SOURCE PASSAGE:

Say Goodbye to Throwing Away Fairings

What makes Neutron's design especially unique is the captive ‘Hungry Hippo' fairing design. This innovative design will see the fairing form part of the first stage structure and remain fixed to the stage. Rather than separating from the stage and falling away to the ocean like traditional fairings, Neutron's Hungry Hippo fairing jaws will open wide to release the second stage and payload, before closing again ready to return to Earth with the first stage. What lands back on the launch pad is a compete first stage with fairings attached, ready for a new second stage to be integrated and launched. This advanced design can speed up launch frequency, eliminates the high cost, low reliability method of capturing fairings at sea, and enables the second stage to be lightweight and nimble.

TASKS:
- 1) According to the passage on Neutron's fairing, what do the Hungry Hippo fairing jaws do after they release the second stage and payload?
- 2) Carry on the passage on Neutron's fairing from its final sentence.

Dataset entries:
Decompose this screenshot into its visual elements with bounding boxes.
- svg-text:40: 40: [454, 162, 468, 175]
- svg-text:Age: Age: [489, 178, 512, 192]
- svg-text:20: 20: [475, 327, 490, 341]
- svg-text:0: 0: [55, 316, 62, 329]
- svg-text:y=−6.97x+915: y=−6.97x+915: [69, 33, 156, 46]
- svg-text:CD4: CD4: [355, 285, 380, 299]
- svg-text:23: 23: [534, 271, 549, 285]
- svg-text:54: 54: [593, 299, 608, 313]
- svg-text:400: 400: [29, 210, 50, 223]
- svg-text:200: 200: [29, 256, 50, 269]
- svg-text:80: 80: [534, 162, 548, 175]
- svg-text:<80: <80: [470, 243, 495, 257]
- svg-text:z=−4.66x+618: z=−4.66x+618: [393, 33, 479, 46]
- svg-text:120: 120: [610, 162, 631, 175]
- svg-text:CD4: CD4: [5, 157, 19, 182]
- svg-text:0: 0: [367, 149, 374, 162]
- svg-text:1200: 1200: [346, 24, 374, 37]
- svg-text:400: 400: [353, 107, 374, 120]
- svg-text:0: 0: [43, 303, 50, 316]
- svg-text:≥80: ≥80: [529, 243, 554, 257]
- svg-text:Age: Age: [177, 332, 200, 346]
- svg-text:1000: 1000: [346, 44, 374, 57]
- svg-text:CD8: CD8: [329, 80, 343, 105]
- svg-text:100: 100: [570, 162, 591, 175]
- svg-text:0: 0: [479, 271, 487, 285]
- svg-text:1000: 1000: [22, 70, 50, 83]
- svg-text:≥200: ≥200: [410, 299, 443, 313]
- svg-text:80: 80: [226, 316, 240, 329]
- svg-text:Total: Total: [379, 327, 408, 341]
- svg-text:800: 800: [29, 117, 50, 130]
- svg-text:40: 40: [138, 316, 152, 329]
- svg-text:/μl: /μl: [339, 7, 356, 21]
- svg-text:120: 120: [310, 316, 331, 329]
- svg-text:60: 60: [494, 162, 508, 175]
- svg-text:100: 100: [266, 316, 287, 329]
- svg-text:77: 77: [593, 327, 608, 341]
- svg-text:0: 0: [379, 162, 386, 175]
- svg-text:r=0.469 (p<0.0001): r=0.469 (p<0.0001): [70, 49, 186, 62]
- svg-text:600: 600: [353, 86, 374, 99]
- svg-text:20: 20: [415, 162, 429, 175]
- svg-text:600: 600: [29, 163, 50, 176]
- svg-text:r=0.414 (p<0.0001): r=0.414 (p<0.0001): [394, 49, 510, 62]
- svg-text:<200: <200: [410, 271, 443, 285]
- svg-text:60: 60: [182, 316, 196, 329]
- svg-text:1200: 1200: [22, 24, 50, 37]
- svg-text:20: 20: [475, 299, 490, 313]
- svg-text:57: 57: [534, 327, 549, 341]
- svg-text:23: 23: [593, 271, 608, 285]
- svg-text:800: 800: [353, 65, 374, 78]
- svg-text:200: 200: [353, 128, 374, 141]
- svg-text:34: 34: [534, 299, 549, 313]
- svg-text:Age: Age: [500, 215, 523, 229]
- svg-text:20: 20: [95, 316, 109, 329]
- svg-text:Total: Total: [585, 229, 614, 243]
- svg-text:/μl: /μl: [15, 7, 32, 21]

RESPONSES TO THE EXERCISE:
- 1) They close again, ready to return to Earth with the first stage.

- 2)
A High-Performance Upper Stage

Thanks to Neutron's ‘Hungry Hippo' fairing design, the entire second stage will be completely enveloped within the Neutron's first stage structure and fairing during launch. Thanks to this, Neutron's second stage is designed to be the lightest in history to enable high performance for complex satellite deployments. Typically, a second stage forms part of the launch vehicle's exterior structure and needs to provide strength to the vehicle from lift-off, exposing it to the harsh environments of the lower atmosphere during launch. By being housed inside the first stage and ‘Hungry Hippo' fairing, the requirement for the second stage to withstand the launch environment is eliminated and the second stage can be made significantly lighter enabling higher performance in space. Designed as an expendable upper stage for now, Neutron's second stage is a six-meter-long carbon composite structure with a single vacuum optimized Archimedes engine.

Rocket Lab is currently working through a competitive process to select launch site, rocket production facility and Archimedes engine test facility on the U.S. East Coast. Rocket Lab expects to create around 250 new jobs to support the Neutron program with many roles open for application now.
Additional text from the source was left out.